» What you have to do:
Sift the listing for lines that hold the string "west" and pull them out.

» Entries provided:
§ §

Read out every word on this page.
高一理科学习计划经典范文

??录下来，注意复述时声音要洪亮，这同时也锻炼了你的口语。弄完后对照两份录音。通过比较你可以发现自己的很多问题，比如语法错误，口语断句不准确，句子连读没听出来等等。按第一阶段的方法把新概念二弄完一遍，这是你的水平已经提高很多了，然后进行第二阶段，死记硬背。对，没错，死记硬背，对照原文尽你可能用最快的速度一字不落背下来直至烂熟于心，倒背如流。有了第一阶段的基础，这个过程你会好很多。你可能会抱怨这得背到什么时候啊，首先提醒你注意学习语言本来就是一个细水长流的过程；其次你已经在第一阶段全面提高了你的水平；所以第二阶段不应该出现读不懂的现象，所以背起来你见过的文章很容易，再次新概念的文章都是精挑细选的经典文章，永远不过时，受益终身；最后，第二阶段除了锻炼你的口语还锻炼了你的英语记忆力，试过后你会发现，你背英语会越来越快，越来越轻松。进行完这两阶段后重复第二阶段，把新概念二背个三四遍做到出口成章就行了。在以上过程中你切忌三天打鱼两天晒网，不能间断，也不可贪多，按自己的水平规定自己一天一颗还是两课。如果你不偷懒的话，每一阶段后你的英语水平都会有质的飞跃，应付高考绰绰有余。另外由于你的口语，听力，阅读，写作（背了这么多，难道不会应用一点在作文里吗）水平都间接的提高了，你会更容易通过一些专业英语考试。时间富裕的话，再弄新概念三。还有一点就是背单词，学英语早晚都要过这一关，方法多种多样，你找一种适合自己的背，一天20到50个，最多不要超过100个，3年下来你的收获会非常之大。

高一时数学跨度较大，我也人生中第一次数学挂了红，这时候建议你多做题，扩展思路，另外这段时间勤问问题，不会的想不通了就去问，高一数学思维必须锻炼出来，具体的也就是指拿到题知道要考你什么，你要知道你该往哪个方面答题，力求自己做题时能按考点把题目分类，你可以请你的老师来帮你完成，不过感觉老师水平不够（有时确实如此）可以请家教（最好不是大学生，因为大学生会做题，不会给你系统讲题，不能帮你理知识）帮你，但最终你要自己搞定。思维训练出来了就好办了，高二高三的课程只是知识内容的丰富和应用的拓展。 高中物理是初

§ §

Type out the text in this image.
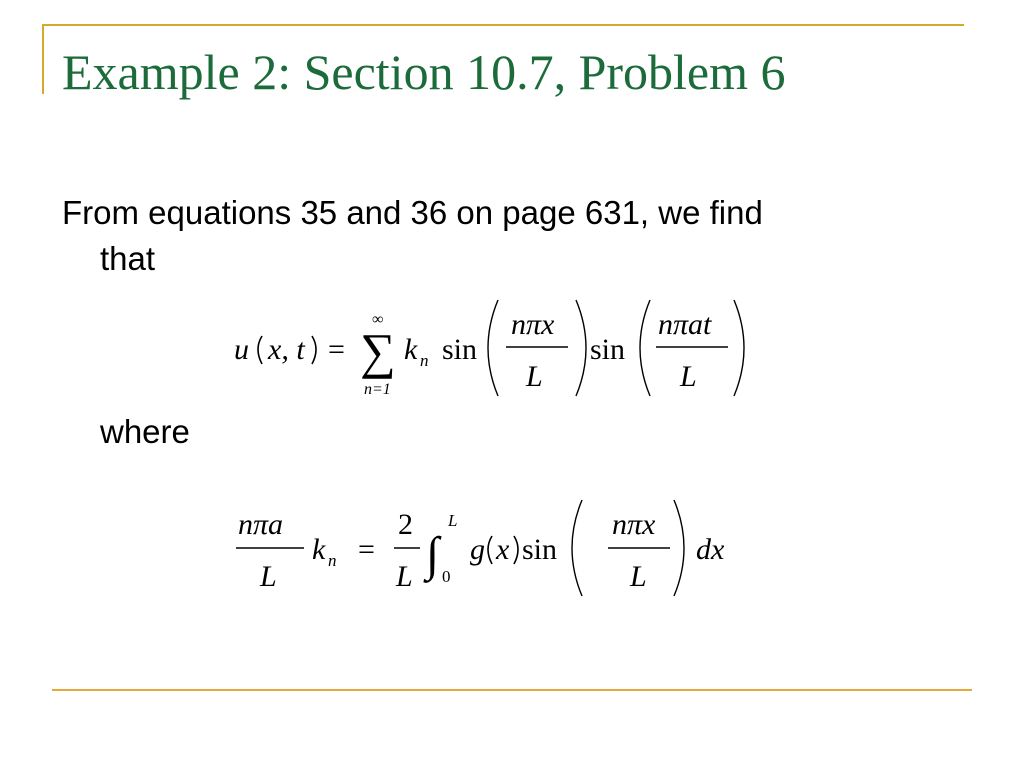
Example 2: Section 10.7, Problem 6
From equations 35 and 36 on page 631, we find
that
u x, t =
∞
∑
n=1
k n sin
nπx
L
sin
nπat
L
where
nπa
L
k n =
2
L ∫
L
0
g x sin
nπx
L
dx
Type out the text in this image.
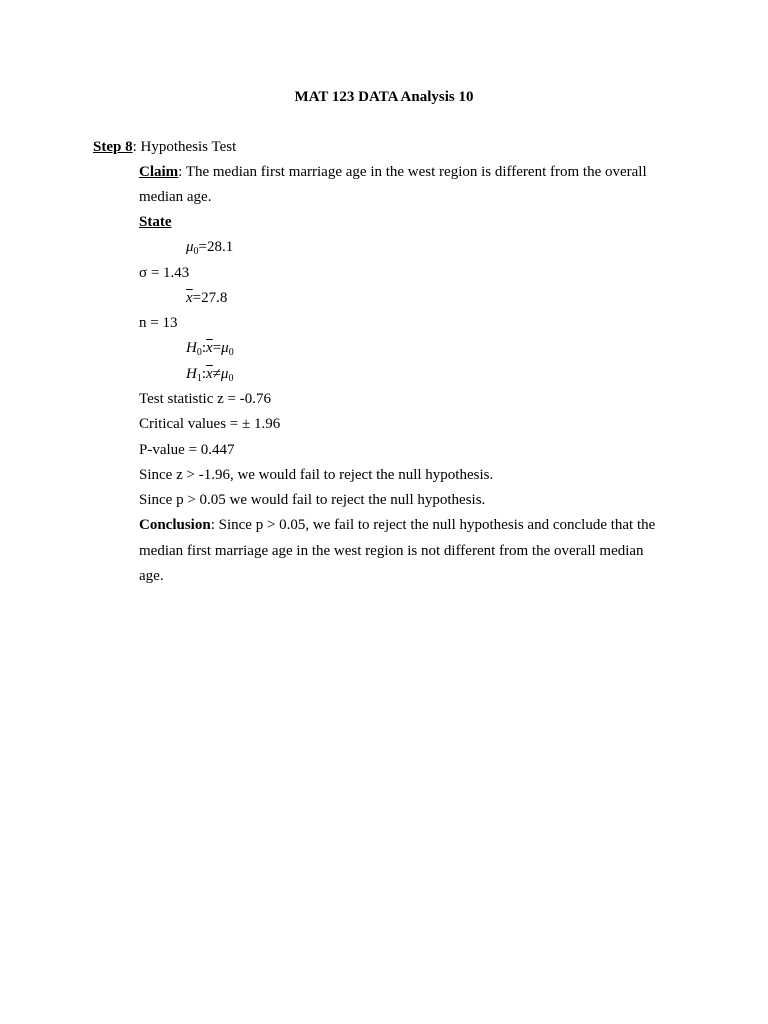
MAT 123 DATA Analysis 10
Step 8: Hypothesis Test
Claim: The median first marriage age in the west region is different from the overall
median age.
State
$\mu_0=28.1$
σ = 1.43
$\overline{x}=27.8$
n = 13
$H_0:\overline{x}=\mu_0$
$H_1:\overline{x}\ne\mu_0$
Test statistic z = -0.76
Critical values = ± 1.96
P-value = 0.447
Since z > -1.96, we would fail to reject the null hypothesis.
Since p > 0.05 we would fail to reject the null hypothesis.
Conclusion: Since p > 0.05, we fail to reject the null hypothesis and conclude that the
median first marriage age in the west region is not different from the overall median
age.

§ §

» Exercise solution:
Claim: The median first marriage age in the west region is different from the overall
median first marriage age in the west region is not different from the overall median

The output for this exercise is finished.